(Saved data entries)
+++
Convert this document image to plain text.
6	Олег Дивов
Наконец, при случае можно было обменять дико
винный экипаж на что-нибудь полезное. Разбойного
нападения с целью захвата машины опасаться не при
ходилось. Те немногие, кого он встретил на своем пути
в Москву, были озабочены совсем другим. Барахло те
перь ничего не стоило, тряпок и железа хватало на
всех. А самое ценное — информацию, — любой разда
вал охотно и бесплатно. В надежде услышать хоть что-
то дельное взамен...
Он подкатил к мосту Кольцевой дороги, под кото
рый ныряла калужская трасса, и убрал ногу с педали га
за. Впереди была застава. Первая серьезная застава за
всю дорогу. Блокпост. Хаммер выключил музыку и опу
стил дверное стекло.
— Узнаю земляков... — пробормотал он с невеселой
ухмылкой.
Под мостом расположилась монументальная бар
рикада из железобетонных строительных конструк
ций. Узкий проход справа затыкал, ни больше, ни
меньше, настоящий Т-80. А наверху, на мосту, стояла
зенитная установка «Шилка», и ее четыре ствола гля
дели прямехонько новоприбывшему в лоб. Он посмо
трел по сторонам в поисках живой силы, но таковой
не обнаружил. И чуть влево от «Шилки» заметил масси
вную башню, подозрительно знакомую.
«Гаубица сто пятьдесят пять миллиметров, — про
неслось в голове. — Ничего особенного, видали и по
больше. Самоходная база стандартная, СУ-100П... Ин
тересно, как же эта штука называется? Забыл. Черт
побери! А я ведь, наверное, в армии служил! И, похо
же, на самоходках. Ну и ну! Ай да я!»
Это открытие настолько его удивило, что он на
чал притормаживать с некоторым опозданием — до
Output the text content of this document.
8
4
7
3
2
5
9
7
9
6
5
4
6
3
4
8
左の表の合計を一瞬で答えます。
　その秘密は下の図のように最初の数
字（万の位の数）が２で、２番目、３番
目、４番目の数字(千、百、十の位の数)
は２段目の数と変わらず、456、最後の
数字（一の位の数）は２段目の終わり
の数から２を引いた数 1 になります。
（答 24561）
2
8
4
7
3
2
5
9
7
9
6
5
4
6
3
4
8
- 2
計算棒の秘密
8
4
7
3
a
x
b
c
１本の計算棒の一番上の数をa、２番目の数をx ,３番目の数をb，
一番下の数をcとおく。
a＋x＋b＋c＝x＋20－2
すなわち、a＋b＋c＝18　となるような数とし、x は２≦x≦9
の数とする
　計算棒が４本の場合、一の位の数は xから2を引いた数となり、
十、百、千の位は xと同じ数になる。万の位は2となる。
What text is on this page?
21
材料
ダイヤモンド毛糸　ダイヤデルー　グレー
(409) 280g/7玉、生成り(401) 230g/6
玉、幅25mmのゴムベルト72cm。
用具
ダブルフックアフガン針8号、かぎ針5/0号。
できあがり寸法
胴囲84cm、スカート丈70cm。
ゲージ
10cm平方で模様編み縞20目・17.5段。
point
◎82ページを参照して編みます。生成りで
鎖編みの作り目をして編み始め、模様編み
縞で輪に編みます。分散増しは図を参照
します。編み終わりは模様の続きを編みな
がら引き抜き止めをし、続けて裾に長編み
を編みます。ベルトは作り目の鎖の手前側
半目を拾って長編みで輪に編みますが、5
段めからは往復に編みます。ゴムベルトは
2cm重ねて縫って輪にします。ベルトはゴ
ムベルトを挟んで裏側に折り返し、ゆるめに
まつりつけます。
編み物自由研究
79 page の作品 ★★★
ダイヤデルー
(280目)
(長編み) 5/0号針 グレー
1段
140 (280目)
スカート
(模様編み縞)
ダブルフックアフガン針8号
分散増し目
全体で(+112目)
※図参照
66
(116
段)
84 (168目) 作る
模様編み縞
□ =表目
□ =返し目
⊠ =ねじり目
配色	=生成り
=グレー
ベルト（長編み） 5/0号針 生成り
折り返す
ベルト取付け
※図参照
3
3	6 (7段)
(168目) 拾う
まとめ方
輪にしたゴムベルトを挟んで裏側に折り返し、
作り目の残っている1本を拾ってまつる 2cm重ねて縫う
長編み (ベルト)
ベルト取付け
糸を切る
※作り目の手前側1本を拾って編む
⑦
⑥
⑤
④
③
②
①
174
+++
Problem details:
Work out how many lines above contain the word "больше". Give only the number.

Answer to the exercise:
2